[EXERCISE] Write out all the data again, exactly as it stands.

Dataset rows about figures:
§
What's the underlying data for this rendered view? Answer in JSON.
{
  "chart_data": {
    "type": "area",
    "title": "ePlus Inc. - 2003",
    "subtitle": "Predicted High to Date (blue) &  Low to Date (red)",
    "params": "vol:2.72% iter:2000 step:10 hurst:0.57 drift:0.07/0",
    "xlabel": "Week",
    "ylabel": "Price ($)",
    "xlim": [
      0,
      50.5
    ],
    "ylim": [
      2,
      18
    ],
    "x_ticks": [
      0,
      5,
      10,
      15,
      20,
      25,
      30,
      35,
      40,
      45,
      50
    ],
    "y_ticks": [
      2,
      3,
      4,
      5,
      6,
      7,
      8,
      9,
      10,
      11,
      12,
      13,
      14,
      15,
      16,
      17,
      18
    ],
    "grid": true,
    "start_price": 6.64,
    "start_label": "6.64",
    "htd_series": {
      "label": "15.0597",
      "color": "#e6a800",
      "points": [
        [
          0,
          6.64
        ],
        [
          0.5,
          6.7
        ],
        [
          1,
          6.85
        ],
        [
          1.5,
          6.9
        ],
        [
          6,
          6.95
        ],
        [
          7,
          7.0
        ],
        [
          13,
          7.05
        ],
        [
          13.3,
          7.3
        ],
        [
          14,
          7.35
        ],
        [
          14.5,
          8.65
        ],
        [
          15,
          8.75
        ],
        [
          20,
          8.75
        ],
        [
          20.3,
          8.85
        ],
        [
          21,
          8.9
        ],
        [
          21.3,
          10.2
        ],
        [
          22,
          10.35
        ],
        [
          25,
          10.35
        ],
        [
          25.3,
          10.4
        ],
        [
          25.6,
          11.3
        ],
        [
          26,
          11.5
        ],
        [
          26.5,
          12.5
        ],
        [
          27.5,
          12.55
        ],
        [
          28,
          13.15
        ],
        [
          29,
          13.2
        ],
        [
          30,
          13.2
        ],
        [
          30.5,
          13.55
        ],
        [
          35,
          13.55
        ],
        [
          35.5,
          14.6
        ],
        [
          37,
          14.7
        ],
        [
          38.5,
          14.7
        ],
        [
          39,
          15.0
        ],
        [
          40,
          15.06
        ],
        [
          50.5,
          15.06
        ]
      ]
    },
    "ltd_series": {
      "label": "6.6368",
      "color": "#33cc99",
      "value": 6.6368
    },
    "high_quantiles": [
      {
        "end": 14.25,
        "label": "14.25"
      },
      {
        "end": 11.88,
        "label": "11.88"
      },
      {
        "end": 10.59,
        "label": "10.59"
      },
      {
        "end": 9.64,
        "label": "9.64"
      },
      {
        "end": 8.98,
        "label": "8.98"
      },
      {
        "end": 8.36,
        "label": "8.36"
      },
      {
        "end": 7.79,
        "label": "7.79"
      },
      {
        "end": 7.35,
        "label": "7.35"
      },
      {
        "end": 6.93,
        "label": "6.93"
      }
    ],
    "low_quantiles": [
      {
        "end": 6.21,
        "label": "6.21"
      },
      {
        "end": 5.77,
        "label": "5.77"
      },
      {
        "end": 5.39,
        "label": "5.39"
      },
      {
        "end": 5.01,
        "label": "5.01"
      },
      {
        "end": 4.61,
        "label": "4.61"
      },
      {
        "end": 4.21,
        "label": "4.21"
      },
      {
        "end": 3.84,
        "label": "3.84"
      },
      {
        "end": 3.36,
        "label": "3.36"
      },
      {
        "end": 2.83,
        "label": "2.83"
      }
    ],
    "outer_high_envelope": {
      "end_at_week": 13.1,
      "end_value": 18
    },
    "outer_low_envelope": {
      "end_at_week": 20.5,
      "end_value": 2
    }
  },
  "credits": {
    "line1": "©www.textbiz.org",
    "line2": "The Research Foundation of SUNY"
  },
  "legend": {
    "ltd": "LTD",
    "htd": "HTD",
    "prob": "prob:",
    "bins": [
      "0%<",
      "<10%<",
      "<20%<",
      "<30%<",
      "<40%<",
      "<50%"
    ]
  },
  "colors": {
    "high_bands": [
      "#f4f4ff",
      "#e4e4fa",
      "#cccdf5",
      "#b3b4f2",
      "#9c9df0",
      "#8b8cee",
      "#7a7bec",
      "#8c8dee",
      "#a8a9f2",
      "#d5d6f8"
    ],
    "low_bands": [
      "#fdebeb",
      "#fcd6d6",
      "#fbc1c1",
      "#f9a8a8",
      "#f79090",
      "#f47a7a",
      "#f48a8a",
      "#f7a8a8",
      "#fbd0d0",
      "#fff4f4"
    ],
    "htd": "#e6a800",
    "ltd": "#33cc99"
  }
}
§
[WRITTEN RESPONSE]
What's the underlying data for this rendered view? Answer in JSON.
{
  "chart_data": {
    "type": "area",
    "title": "ePlus Inc. - 2003",
    "subtitle": "Predicted High to Date (blue) &  Low to Date (red)",
    "params": "vol:2.72% iter:2000 step:10 hurst:0.57 drift:0.07/0",
    "xlabel": "Week",
    "ylabel": "Price ($)",
    "xlim": [
      0,
      50.5
    ],
    "ylim": [
      2,
      18
    ],
    "x_ticks": [
      0,
      5,
      10,
      15,
      20,
      25,
      30,
      35,
      40,
      45,
      50
    ],
    "y_ticks": [
      2,
      3,
      4,
      5,
      6,
      7,
      8,
      9,
      10,
      11,
      12,
      13,
      14,
      15,
      16,
      17,
      18
    ],
    "grid": true,
    "start_price": 6.64,
    "start_label": "6.64",
    "htd_series": {
      "label": "15.0597",
      "color": "#e6a800",
      "points": [
        [
          0,
          6.64
        ],
        [
          0.5,
          6.7
        ],
        [
          1,
          6.85
        ],
        [
          1.5,
          6.9
        ],
        [
          6,
          6.95
        ],
        [
          7,
          7.0
        ],
        [
          13,
          7.05
        ],
        [
          13.3,
          7.3
        ],
        [
          14,
          7.35
        ],
        [
          14.5,
          8.65
        ],
        [
          15,
          8.75
        ],
        [
          20,
          8.75
        ],
        [
          20.3,
          8.85
        ],
        [
          21,
          8.9
        ],
        [
          21.3,
          10.2
        ],
        [
          22,
          10.35
        ],
        [
          25,
          10.35
        ],
        [
          25.3,
          10.4
        ],
        [
          25.6,
          11.3
        ],
        [
          26,
          11.5
        ],
        [
          26.5,
          12.5
        ],
        [
          27.5,
          12.55
        ],
        [
          28,
          13.15
        ],
        [
          29,
          13.2
        ],
        [
          30,
          13.2
        ],
        [
          30.5,
          13.55
        ],
        [
          35,
          13.55
        ],
        [
          35.5,
          14.6
        ],
        [
          37,
          14.7
        ],
        [
          38.5,
          14.7
        ],
        [
          39,
          15.0
        ],
        [
          40,
          15.06
        ],
        [
          50.5,
          15.06
        ]
      ]
    },
    "ltd_series": {
      "label": "6.6368",
      "color": "#33cc99",
      "value": 6.6368
    },
    "high_quantiles": [
      {
        "end": 14.25,
        "label": "14.25"
      },
      {
        "end": 11.88,
        "label": "11.88"
      },
      {
        "end": 10.59,
        "label": "10.59"
      },
      {
        "end": 9.64,
        "label": "9.64"
      },
      {
        "end": 8.98,
        "label": "8.98"
      },
      {
        "end": 8.36,
        "label": "8.36"
      },
      {
        "end": 7.79,
        "label": "7.79"
      },
      {
        "end": 7.35,
        "label": "7.35"
      },
      {
        "end": 6.93,
        "label": "6.93"
      }
    ],
    "low_quantiles": [
      {
        "end": 6.21,
        "label": "6.21"
      },
      {
        "end": 5.77,
        "label": "5.77"
      },
      {
        "end": 5.39,
        "label": "5.39"
      },
      {
        "end": 5.01,
        "label": "5.01"
      },
      {
        "end": 4.61,
        "label": "4.61"
      },
      {
        "end": 4.21,
        "label": "4.21"
      },
      {
        "end": 3.84,
        "label": "3.84"
      },
      {
        "end": 3.36,
        "label": "3.36"
      },
      {
        "end": 2.83,
        "label": "2.83"
      }
    ],
    "outer_high_envelope": {
      "end_at_week": 13.1,
      "end_value": 18
    },
    "outer_low_envelope": {
      "end_at_week": 20.5,
      "end_value": 2
    }
  },
  "credits": {
    "line1": "©www.textbiz.org",
    "line2": "The Research Foundation of SUNY"
  },
  "legend": {
    "ltd": "LTD",
    "htd": "HTD",
    "prob": "prob:",
    "bins": [
      "0%<",
      "<10%<",
      "<20%<",
      "<30%<",
      "<40%<",
      "<50%"
    ]
  },
  "colors": {
    "high_bands": [
      "#f4f4ff",
      "#e4e4fa",
      "#cccdf5",
      "#b3b4f2",
      "#9c9df0",
      "#8b8cee",
      "#7a7bec",
      "#8c8dee",
      "#a8a9f2",
      "#d5d6f8"
    ],
    "low_bands": [
      "#fdebeb",
      "#fcd6d6",
      "#fbc1c1",
      "#f9a8a8",
      "#f79090",
      "#f47a7a",
      "#f48a8a",
      "#f7a8a8",
      "#fbd0d0",
      "#fff4f4"
    ],
    "htd": "#e6a800",
    "ltd": "#33cc99"
  }
}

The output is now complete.